» **MATERIAL**:
---+---

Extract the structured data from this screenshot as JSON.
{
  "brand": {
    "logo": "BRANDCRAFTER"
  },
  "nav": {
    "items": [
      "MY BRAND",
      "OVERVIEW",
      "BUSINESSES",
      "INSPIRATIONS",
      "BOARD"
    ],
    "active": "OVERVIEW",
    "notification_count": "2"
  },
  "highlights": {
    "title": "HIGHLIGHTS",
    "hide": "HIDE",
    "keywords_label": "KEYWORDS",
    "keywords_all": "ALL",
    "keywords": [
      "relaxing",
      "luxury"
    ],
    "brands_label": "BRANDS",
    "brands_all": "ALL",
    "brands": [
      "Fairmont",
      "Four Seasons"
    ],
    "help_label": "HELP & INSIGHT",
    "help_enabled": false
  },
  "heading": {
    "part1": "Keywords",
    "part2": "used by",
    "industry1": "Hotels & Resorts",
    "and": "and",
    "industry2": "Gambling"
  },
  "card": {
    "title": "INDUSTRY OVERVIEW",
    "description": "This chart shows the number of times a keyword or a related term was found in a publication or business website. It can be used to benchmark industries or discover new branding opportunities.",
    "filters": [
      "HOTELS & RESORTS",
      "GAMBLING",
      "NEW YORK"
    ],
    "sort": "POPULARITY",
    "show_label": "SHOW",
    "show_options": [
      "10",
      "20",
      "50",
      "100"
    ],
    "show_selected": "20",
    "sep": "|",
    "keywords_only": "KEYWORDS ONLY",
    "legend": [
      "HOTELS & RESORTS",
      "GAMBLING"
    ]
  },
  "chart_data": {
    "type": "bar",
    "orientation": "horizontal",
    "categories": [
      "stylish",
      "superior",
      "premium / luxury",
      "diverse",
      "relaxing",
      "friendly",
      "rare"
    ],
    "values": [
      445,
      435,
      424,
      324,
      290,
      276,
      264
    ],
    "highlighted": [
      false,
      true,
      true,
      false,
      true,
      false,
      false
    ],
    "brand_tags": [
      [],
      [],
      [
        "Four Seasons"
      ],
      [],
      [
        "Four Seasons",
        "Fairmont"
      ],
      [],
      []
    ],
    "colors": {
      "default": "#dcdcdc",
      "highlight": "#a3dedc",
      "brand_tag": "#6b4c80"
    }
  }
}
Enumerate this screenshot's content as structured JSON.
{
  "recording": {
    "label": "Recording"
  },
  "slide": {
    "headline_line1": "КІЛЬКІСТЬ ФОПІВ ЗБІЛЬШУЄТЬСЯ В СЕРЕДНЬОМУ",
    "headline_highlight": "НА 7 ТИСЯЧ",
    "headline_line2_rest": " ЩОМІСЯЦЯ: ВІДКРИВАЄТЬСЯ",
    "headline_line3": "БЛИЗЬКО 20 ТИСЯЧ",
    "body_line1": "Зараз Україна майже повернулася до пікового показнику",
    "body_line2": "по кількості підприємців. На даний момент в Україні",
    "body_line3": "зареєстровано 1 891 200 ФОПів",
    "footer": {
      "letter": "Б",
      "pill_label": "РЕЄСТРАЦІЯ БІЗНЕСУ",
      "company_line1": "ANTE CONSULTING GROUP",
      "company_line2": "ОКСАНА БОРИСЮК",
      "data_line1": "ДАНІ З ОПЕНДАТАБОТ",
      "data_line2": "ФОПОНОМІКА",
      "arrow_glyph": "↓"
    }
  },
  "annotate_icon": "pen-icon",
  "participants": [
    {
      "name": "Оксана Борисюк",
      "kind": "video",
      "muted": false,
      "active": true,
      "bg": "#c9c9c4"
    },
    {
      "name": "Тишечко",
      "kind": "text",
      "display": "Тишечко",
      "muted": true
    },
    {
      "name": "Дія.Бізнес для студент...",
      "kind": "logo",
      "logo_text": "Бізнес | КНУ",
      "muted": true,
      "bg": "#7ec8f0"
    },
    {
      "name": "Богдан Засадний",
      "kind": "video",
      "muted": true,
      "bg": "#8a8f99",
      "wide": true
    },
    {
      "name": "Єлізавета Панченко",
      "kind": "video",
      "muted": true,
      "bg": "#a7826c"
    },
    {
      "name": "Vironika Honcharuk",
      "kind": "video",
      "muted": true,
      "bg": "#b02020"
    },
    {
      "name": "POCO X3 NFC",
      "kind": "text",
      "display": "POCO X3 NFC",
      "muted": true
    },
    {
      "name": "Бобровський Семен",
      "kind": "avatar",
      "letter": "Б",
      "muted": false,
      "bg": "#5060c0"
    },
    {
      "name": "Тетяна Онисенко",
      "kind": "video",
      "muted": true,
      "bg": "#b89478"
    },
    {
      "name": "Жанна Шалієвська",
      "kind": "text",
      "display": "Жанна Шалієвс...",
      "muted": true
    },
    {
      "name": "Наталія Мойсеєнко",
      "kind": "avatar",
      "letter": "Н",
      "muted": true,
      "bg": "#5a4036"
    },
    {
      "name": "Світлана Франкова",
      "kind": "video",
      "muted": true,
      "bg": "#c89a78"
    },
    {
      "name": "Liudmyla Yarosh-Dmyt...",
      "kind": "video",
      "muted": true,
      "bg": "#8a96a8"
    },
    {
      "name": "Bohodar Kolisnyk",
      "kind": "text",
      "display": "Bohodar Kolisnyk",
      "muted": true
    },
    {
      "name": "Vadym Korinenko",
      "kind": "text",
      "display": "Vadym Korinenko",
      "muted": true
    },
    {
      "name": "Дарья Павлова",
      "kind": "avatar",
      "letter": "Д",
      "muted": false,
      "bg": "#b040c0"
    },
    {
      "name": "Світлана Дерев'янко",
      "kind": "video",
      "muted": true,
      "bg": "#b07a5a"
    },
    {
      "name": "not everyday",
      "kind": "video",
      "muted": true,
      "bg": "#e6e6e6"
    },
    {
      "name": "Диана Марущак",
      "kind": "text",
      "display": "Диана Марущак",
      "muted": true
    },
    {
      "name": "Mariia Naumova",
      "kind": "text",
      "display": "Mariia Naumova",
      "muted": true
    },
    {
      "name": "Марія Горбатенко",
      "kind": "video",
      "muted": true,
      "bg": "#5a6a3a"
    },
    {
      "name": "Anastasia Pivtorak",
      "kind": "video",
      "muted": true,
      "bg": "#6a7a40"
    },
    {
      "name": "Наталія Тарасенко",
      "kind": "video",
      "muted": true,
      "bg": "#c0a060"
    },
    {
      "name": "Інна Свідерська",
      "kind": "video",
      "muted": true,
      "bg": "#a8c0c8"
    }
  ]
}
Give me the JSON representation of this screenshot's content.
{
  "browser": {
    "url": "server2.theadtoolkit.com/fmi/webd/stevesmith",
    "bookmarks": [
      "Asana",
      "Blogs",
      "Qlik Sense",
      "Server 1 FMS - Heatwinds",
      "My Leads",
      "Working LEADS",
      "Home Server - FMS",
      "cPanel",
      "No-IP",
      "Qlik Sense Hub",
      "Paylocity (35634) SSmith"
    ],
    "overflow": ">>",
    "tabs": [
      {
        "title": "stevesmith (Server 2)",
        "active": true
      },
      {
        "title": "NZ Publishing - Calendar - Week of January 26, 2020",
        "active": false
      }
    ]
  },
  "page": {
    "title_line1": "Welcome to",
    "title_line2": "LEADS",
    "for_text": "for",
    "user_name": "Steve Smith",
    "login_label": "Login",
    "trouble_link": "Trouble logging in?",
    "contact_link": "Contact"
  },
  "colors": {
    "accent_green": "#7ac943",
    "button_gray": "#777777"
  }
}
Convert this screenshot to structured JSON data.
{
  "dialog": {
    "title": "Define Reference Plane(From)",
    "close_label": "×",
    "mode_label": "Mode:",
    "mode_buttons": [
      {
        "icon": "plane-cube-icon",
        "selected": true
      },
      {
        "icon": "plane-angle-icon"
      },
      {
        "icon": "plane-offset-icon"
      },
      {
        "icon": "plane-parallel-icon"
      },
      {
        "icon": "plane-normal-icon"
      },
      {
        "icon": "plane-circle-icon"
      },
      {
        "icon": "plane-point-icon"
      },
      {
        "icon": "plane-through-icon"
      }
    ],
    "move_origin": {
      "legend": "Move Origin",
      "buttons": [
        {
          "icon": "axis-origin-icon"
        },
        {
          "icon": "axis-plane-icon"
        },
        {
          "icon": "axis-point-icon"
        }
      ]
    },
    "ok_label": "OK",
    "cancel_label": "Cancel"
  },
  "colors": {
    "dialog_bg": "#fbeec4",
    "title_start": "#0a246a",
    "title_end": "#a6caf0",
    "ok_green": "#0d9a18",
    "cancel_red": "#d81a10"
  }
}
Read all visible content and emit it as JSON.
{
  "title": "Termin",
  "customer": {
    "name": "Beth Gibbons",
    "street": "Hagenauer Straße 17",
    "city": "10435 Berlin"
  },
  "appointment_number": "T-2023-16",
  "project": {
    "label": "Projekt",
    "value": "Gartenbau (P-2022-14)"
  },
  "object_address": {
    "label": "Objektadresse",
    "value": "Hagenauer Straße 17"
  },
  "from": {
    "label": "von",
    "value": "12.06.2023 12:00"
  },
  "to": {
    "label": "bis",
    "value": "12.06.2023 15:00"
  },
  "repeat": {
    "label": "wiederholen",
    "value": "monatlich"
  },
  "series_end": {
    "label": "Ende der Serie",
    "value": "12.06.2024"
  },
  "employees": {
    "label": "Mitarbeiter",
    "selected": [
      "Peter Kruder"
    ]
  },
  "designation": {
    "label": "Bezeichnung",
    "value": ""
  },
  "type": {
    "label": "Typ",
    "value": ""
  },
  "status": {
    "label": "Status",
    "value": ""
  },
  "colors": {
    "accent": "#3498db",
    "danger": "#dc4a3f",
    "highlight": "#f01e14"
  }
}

---+---

» **GOAL OF THE EXERCISE**: Go over the records above and tally each line that includes "Марущак". Give the total by itself.

» **WRITTEN REPLY**: 2